YOUR INSTRUCTIONS. Restate exactly, and only, the lines from the one with "Extract the structured" through the end of the data, with both of those end lines kept. Drop any pictures.

GIVEN INFORMATION.
§ §

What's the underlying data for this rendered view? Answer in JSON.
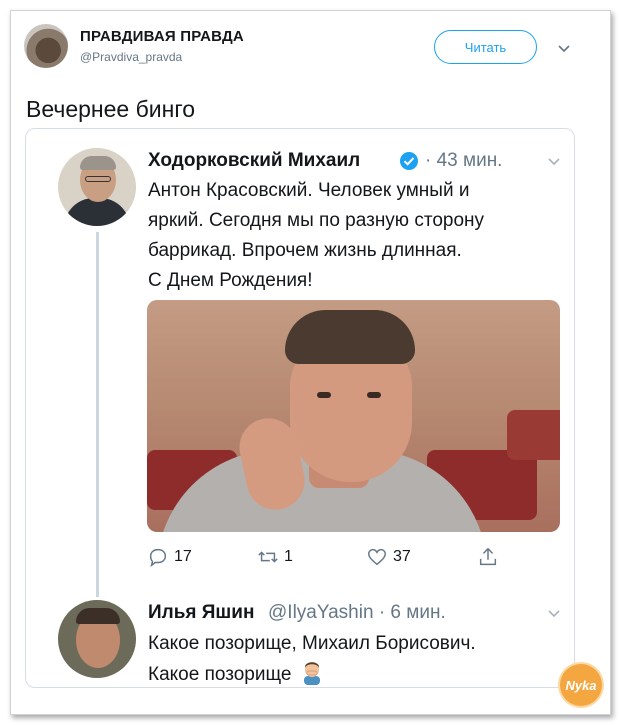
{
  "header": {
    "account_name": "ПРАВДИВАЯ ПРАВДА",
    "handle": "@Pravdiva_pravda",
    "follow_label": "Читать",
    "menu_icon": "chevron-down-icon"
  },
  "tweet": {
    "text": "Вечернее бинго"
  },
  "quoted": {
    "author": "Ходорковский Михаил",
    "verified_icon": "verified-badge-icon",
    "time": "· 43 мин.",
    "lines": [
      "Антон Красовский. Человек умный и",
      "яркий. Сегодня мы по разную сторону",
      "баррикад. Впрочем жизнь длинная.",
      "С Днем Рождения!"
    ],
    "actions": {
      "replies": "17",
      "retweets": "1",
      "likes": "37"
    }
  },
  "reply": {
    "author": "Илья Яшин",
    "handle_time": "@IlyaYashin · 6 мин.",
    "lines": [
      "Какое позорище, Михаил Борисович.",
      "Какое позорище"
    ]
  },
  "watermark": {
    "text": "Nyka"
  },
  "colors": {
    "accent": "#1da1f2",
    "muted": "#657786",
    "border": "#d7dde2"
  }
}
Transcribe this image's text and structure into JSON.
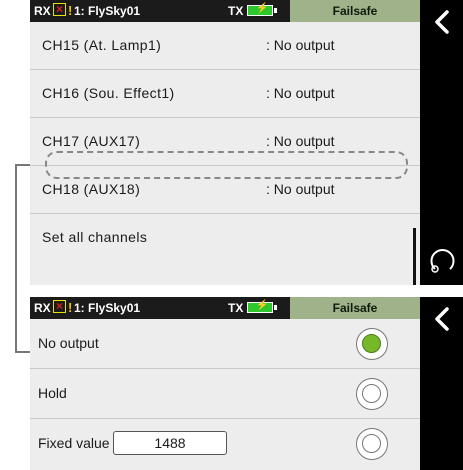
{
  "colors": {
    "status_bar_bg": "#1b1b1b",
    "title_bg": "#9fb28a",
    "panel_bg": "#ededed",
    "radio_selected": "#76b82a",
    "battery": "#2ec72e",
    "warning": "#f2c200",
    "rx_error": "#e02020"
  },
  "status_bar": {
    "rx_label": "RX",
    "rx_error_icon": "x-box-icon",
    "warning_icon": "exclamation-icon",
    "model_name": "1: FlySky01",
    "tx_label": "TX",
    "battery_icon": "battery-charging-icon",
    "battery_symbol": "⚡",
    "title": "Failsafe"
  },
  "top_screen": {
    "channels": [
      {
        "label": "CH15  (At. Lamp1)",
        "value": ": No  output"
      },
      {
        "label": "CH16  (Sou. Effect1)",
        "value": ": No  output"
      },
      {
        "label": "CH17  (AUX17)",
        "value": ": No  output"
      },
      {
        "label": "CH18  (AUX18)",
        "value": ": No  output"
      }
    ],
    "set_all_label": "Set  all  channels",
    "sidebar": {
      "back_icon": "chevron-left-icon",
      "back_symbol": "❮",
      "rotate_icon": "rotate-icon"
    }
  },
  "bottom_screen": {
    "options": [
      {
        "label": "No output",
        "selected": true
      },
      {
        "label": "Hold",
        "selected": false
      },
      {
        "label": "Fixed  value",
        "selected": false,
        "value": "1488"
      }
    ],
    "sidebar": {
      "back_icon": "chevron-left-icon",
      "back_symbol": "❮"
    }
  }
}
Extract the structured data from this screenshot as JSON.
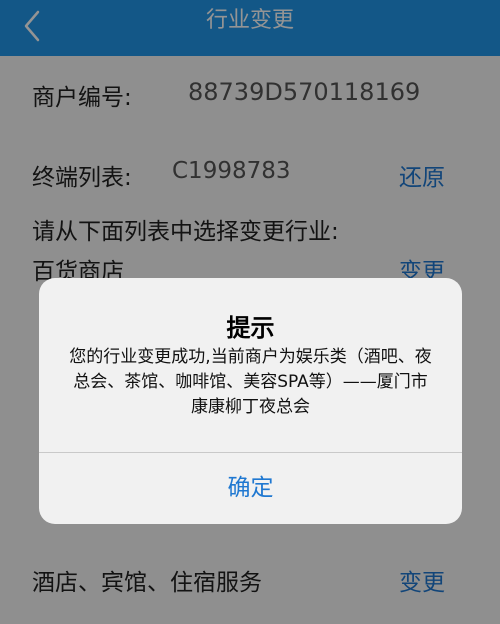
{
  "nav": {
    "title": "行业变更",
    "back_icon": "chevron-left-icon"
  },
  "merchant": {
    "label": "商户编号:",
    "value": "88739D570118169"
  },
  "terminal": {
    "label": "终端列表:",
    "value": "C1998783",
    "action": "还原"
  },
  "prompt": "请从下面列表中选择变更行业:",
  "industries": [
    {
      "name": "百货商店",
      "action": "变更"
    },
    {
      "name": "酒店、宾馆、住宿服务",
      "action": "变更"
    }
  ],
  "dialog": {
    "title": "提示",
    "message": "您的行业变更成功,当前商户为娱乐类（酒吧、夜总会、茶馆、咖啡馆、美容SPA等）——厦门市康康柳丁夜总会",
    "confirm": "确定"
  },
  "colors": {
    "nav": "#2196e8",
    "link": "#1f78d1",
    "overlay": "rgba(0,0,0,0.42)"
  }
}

§ §

OUTPUT FOR THIS EXERCISE.
Extract the structured data from this screenshot as JSON.
{
  "nav": {
    "title": "行业变更",
    "back_icon": "chevron-left-icon"
  },
  "merchant": {
    "label": "商户编号:",
    "value": "88739D570118169"
  },
  "terminal": {
    "label": "终端列表:",
    "value": "C1998783",
    "action": "还原"
  },
  "prompt": "请从下面列表中选择变更行业:",
  "industries": [
    {
      "name": "百货商店",
      "action": "变更"
    },
    {
      "name": "酒店、宾馆、住宿服务",
      "action": "变更"
    }
  ],
  "dialog": {
    "title": "提示",
    "message": "您的行业变更成功,当前商户为娱乐类（酒吧、夜总会、茶馆、咖啡馆、美容SPA等）——厦门市康康柳丁夜总会",
    "confirm": "确定"
  },
  "colors": {
    "nav": "#2196e8",
    "link": "#1f78d1",
    "overlay": "rgba(0,0,0,0.42)"
  }
}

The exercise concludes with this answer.